======== Material for the task
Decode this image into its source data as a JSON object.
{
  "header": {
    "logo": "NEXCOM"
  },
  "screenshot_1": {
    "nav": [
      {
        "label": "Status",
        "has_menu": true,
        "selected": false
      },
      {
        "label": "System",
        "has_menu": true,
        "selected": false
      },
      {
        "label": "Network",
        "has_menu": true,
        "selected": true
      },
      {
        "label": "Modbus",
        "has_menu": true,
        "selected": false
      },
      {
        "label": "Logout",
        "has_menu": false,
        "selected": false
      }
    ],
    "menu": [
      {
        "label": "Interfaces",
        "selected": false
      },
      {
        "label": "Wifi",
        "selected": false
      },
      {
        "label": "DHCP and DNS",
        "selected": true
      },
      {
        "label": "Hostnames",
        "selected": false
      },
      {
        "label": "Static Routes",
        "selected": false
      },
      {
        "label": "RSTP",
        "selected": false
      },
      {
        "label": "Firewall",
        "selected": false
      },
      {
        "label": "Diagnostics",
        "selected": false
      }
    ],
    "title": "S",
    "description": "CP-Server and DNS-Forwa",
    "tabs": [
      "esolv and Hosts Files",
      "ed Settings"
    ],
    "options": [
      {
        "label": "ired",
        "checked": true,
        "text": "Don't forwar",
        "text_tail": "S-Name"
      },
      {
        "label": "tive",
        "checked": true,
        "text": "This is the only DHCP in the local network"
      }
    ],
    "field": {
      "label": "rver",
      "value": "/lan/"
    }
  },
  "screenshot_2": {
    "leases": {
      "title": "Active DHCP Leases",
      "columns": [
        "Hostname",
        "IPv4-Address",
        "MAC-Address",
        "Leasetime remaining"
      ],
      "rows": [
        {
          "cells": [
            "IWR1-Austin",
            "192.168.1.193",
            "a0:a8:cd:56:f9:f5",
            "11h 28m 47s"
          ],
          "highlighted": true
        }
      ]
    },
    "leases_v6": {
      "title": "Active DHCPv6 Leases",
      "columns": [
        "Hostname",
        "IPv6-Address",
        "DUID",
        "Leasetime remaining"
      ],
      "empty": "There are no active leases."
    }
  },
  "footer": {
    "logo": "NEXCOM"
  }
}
================
▸ **What you are asked to do**: Exactly reproduce all of the entries above.

▸ **Answer for the task**:
Decode this image into its source data as a JSON object.
{
  "header": {
    "logo": "NEXCOM"
  },
  "screenshot_1": {
    "nav": [
      {
        "label": "Status",
        "has_menu": true,
        "selected": false
      },
      {
        "label": "System",
        "has_menu": true,
        "selected": false
      },
      {
        "label": "Network",
        "has_menu": true,
        "selected": true
      },
      {
        "label": "Modbus",
        "has_menu": true,
        "selected": false
      },
      {
        "label": "Logout",
        "has_menu": false,
        "selected": false
      }
    ],
    "menu": [
      {
        "label": "Interfaces",
        "selected": false
      },
      {
        "label": "Wifi",
        "selected": false
      },
      {
        "label": "DHCP and DNS",
        "selected": true
      },
      {
        "label": "Hostnames",
        "selected": false
      },
      {
        "label": "Static Routes",
        "selected": false
      },
      {
        "label": "RSTP",
        "selected": false
      },
      {
        "label": "Firewall",
        "selected": false
      },
      {
        "label": "Diagnostics",
        "selected": false
      }
    ],
    "title": "S",
    "description": "CP-Server and DNS-Forwa",
    "tabs": [
      "esolv and Hosts Files",
      "ed Settings"
    ],
    "options": [
      {
        "label": "ired",
        "checked": true,
        "text": "Don't forwar",
        "text_tail": "S-Name"
      },
      {
        "label": "tive",
        "checked": true,
        "text": "This is the only DHCP in the local network"
      }
    ],
    "field": {
      "label": "rver",
      "value": "/lan/"
    }
  },
  "screenshot_2": {
    "leases": {
      "title": "Active DHCP Leases",
      "columns": [
        "Hostname",
        "IPv4-Address",
        "MAC-Address",
        "Leasetime remaining"
      ],
      "rows": [
        {
          "cells": [
            "IWR1-Austin",
            "192.168.1.193",
            "a0:a8:cd:56:f9:f5",
            "11h 28m 47s"
          ],
          "highlighted": true
        }
      ]
    },
    "leases_v6": {
      "title": "Active DHCPv6 Leases",
      "columns": [
        "Hostname",
        "IPv6-Address",
        "DUID",
        "Leasetime remaining"
      ],
      "empty": "There are no active leases."
    }
  },
  "footer": {
    "logo": "NEXCOM"
  }
}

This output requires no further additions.